───── RECORDS PROVIDED ─────

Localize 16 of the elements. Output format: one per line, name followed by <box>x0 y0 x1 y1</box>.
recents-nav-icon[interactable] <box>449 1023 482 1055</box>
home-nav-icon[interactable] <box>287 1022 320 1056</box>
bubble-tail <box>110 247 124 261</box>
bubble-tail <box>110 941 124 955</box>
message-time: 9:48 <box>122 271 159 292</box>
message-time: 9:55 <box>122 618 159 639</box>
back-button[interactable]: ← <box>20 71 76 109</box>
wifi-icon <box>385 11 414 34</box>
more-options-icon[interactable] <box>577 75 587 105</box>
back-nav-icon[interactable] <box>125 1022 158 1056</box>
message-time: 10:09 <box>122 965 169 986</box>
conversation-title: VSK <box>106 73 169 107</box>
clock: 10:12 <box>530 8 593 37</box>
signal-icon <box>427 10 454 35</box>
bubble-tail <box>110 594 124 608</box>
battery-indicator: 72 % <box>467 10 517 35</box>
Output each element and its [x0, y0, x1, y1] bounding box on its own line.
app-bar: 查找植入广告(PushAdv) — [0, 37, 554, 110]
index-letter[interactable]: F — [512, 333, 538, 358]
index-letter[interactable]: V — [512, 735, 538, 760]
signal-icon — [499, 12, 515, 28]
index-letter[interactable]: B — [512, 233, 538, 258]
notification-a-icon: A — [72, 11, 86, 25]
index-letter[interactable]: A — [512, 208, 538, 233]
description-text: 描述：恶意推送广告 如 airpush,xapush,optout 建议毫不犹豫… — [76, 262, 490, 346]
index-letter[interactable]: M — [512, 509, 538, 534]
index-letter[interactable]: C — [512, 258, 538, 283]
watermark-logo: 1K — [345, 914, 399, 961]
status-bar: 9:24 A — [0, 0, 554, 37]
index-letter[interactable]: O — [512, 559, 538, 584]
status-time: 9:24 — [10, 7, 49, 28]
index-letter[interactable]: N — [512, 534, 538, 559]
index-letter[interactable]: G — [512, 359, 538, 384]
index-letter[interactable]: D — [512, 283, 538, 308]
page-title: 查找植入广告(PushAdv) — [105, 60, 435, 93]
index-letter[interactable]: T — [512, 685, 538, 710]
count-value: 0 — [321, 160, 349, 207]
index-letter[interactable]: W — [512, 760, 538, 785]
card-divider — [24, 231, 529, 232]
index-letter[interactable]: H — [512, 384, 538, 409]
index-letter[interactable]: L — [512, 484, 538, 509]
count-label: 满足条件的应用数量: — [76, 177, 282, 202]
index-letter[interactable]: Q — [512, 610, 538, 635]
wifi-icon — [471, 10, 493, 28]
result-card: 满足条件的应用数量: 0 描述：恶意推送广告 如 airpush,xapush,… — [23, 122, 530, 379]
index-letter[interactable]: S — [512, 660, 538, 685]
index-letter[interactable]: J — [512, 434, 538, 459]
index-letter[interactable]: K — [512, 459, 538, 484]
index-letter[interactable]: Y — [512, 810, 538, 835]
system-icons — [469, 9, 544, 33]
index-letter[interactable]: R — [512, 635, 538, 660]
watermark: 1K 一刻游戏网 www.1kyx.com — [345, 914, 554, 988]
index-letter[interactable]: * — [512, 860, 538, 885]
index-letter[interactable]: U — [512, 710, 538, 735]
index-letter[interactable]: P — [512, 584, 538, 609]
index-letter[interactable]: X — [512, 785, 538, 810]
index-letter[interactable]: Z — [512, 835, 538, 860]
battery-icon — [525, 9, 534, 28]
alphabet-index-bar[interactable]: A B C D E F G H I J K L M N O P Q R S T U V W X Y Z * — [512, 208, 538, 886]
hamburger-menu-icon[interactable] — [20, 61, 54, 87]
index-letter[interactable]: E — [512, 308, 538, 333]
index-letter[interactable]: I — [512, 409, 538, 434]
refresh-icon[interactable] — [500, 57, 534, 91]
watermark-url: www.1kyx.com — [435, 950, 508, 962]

─────

- _WHAT IS BEING ASKED_
Rename every occurrence of "index-letter" to "index-key" throughout all the records above. Reproduce each line with only that change.

- _SOLUTION TO THIS PROBLEM_
Localize 16 of the elements. Output format: one per line, name followed by <box>x0 y0 x1 y1</box>.
recents-nav-icon[interactable] <box>449 1023 482 1055</box>
home-nav-icon[interactable] <box>287 1022 320 1056</box>
bubble-tail <box>110 247 124 261</box>
bubble-tail <box>110 941 124 955</box>
message-time: 9:48 <box>122 271 159 292</box>
message-time: 9:55 <box>122 618 159 639</box>
back-button[interactable]: ← <box>20 71 76 109</box>
wifi-icon <box>385 11 414 34</box>
more-options-icon[interactable] <box>577 75 587 105</box>
back-nav-icon[interactable] <box>125 1022 158 1056</box>
message-time: 10:09 <box>122 965 169 986</box>
conversation-title: VSK <box>106 73 169 107</box>
clock: 10:12 <box>530 8 593 37</box>
signal-icon <box>427 10 454 35</box>
bubble-tail <box>110 594 124 608</box>
battery-indicator: 72 % <box>467 10 517 35</box>
Output each element and its [x0, y0, x1, y1] bounding box on its own line.
app-bar: 查找植入广告(PushAdv) — [0, 37, 554, 110]
index-key[interactable]: F — [512, 333, 538, 358]
index-key[interactable]: V — [512, 735, 538, 760]
signal-icon — [499, 12, 515, 28]
index-key[interactable]: B — [512, 233, 538, 258]
notification-a-icon: A — [72, 11, 86, 25]
index-key[interactable]: A — [512, 208, 538, 233]
description-text: 描述：恶意推送广告 如 airpush,xapush,optout 建议毫不犹豫… — [76, 262, 490, 346]
index-key[interactable]: M — [512, 509, 538, 534]
index-key[interactable]: C — [512, 258, 538, 283]
watermark-logo: 1K — [345, 914, 399, 961]
status-bar: 9:24 A — [0, 0, 554, 37]
index-key[interactable]: O — [512, 559, 538, 584]
status-time: 9:24 — [10, 7, 49, 28]
index-key[interactable]: N — [512, 534, 538, 559]
index-key[interactable]: G — [512, 359, 538, 384]
index-key[interactable]: D — [512, 283, 538, 308]
page-title: 查找植入广告(PushAdv) — [105, 60, 435, 93]
index-key[interactable]: T — [512, 685, 538, 710]
count-value: 0 — [321, 160, 349, 207]
index-key[interactable]: W — [512, 760, 538, 785]
card-divider — [24, 231, 529, 232]
index-key[interactable]: H — [512, 384, 538, 409]
index-key[interactable]: L — [512, 484, 538, 509]
count-label: 满足条件的应用数量: — [76, 177, 282, 202]
index-key[interactable]: Q — [512, 610, 538, 635]
wifi-icon — [471, 10, 493, 28]
result-card: 满足条件的应用数量: 0 描述：恶意推送广告 如 airpush,xapush,… — [23, 122, 530, 379]
index-key[interactable]: S — [512, 660, 538, 685]
index-key[interactable]: J — [512, 434, 538, 459]
index-key[interactable]: K — [512, 459, 538, 484]
index-key[interactable]: Y — [512, 810, 538, 835]
system-icons — [469, 9, 544, 33]
index-key[interactable]: R — [512, 635, 538, 660]
watermark: 1K 一刻游戏网 www.1kyx.com — [345, 914, 554, 988]
index-key[interactable]: * — [512, 860, 538, 885]
index-key[interactable]: U — [512, 710, 538, 735]
index-key[interactable]: P — [512, 584, 538, 609]
index-key[interactable]: X — [512, 785, 538, 810]
index-key[interactable]: Z — [512, 835, 538, 860]
battery-icon — [525, 9, 534, 28]
alphabet-index-bar[interactable]: A B C D E F G H I J K L M N O P Q R S T U V W X Y Z * — [512, 208, 538, 886]
hamburger-menu-icon[interactable] — [20, 61, 54, 87]
index-key[interactable]: E — [512, 308, 538, 333]
index-key[interactable]: I — [512, 409, 538, 434]
refresh-icon[interactable] — [500, 57, 534, 91]
watermark-url: www.1kyx.com — [435, 950, 508, 962]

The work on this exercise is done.